**EXERCISE MATERIALS:**
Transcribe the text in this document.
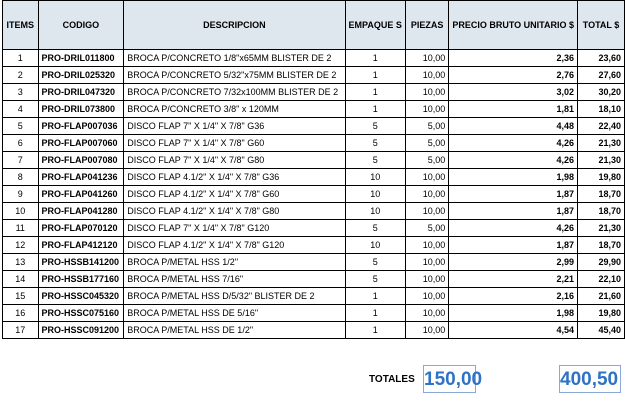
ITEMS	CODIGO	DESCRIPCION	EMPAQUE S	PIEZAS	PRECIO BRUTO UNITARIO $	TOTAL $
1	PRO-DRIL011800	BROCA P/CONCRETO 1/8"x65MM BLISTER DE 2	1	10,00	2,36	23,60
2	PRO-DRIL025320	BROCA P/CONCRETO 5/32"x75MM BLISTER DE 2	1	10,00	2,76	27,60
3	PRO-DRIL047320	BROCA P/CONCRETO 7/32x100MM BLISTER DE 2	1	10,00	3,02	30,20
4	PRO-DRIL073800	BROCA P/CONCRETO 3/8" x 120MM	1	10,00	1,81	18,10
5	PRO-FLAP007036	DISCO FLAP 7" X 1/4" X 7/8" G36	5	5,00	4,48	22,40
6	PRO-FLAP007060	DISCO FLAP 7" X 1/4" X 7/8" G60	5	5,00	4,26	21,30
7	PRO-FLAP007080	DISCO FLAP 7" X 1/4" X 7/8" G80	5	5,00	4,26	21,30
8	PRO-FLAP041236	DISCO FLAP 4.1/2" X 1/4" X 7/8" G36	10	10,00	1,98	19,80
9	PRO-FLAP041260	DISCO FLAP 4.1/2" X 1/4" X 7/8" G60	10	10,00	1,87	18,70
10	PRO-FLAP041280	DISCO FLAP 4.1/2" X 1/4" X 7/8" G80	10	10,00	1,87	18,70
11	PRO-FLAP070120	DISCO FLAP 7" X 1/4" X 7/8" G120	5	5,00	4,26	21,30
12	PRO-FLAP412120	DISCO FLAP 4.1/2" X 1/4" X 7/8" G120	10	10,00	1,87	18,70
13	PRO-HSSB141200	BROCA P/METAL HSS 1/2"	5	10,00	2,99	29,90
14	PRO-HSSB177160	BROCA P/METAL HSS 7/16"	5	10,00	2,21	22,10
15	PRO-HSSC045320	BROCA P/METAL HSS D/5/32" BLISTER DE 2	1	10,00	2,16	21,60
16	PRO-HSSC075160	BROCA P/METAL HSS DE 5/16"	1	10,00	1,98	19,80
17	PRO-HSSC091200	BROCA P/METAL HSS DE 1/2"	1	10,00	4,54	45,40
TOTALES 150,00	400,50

...

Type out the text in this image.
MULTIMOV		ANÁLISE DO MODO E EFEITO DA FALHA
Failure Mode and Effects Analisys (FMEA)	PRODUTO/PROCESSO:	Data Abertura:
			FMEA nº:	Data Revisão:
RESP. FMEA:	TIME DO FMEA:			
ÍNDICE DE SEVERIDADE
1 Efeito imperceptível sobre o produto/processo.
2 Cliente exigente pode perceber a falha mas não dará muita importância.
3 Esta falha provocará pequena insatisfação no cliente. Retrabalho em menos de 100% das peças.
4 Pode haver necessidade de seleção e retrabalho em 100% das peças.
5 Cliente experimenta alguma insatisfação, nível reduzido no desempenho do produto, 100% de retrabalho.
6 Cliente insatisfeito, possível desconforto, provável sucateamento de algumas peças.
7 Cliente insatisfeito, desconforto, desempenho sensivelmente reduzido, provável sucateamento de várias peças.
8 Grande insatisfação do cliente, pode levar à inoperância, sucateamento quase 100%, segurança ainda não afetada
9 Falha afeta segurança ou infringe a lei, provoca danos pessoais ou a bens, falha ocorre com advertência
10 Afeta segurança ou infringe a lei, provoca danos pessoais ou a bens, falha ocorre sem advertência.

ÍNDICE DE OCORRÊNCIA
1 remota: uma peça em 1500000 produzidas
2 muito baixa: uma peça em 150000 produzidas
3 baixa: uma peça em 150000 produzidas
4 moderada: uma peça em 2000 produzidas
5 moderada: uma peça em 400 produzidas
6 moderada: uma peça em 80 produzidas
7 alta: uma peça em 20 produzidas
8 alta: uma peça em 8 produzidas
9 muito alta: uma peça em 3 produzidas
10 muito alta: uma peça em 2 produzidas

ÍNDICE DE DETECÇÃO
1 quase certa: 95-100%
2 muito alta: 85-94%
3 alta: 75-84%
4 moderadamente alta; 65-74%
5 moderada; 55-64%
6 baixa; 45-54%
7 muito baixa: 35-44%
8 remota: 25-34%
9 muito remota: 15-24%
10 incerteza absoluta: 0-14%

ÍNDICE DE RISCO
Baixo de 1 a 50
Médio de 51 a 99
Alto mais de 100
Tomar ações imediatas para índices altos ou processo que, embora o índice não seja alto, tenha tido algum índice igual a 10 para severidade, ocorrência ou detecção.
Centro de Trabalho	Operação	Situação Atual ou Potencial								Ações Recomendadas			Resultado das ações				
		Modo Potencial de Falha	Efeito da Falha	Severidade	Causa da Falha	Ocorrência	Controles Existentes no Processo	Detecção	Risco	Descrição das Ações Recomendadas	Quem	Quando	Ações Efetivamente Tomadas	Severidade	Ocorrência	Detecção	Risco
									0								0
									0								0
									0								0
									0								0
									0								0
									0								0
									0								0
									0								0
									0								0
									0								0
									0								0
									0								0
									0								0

---

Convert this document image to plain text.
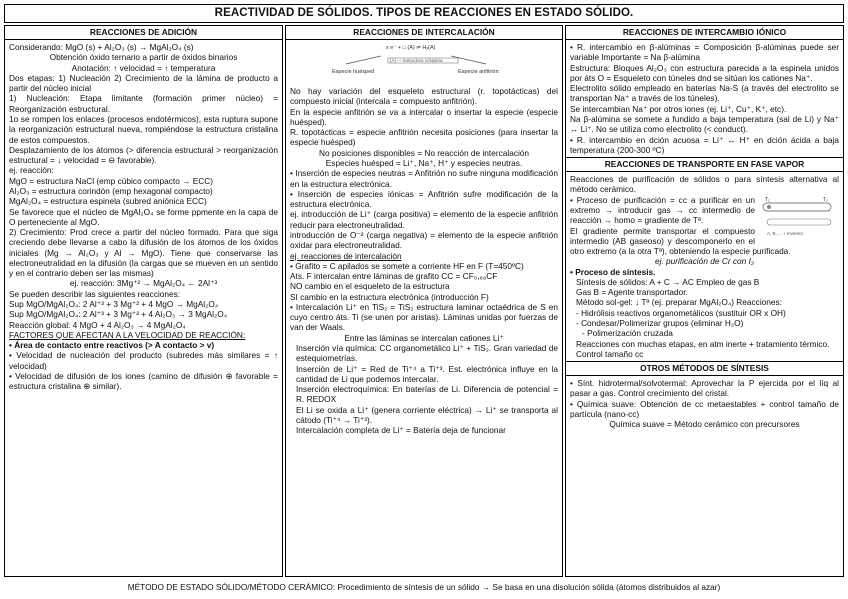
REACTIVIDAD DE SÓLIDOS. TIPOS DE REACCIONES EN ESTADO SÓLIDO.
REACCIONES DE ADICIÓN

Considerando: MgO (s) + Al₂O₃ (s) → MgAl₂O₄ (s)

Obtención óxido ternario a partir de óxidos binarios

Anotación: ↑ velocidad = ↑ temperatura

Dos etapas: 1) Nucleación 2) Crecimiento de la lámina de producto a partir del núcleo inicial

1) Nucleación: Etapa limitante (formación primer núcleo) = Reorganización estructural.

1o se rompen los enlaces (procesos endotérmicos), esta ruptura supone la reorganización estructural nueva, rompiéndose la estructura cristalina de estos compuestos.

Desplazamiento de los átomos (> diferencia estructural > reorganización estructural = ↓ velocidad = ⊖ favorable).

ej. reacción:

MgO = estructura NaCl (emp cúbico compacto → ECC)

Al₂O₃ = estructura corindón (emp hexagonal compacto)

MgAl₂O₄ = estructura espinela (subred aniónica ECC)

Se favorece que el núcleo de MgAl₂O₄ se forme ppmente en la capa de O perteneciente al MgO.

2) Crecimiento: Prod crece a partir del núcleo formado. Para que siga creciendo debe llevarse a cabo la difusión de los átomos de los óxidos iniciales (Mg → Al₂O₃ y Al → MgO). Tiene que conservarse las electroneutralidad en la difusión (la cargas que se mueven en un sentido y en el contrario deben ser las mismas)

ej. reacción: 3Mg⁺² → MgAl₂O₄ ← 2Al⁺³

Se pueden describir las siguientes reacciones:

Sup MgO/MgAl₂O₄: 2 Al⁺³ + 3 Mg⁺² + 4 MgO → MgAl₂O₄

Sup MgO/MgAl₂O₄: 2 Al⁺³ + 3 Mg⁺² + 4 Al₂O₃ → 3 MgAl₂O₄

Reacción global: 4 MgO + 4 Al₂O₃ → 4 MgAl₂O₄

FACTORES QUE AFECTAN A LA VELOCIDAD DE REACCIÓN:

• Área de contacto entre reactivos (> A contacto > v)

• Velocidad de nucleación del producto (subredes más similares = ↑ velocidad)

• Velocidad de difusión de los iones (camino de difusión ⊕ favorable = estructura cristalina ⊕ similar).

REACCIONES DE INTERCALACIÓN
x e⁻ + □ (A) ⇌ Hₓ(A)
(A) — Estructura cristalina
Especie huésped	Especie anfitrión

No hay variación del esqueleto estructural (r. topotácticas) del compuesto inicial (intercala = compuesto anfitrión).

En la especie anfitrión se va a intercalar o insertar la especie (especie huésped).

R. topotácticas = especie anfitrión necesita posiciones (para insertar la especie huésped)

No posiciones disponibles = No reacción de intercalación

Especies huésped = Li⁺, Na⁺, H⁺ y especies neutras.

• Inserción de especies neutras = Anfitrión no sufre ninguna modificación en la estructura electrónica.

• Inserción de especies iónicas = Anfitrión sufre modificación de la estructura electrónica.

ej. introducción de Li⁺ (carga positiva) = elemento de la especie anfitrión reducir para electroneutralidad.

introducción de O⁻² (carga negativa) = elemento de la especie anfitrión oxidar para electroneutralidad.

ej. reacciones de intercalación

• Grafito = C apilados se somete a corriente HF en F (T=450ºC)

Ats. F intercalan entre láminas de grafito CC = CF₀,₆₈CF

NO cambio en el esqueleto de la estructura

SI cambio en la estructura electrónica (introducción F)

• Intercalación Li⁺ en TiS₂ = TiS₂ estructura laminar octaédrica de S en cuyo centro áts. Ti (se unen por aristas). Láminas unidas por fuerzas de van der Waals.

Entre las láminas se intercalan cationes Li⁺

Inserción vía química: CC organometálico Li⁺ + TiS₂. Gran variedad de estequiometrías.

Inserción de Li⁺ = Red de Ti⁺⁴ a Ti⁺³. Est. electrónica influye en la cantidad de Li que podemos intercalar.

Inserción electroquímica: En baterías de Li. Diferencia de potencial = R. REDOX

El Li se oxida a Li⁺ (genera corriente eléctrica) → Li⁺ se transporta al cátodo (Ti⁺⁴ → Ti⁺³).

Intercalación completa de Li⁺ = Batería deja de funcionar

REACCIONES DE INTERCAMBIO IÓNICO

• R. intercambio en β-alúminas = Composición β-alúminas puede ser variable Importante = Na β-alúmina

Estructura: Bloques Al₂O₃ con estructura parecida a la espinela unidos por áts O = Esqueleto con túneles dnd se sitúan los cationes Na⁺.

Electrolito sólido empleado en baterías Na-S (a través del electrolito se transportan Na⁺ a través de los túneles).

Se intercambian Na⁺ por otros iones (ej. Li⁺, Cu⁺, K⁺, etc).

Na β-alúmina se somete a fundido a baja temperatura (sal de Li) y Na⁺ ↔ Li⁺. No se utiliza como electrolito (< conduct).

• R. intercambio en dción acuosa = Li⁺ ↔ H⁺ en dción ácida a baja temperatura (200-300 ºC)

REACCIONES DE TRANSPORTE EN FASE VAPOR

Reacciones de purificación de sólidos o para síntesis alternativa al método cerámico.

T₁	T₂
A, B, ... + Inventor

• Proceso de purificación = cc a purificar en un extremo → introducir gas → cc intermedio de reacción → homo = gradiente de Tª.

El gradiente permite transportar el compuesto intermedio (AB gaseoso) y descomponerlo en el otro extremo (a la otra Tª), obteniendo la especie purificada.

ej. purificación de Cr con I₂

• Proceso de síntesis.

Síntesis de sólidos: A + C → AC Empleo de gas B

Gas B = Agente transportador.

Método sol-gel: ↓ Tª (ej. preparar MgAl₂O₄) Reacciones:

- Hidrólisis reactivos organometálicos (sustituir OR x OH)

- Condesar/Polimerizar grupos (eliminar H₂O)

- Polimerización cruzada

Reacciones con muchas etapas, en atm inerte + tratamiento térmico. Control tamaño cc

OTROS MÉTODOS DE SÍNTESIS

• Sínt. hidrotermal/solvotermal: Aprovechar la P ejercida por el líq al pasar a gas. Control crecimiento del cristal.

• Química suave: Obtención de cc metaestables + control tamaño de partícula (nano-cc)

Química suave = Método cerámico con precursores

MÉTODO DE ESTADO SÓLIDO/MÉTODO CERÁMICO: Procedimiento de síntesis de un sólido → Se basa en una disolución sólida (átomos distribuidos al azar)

**GIVEN INSTRUCTION:**
Find every line with the word "espinela" and state how many there are, with no other words.

**FULL ANSWER:**
2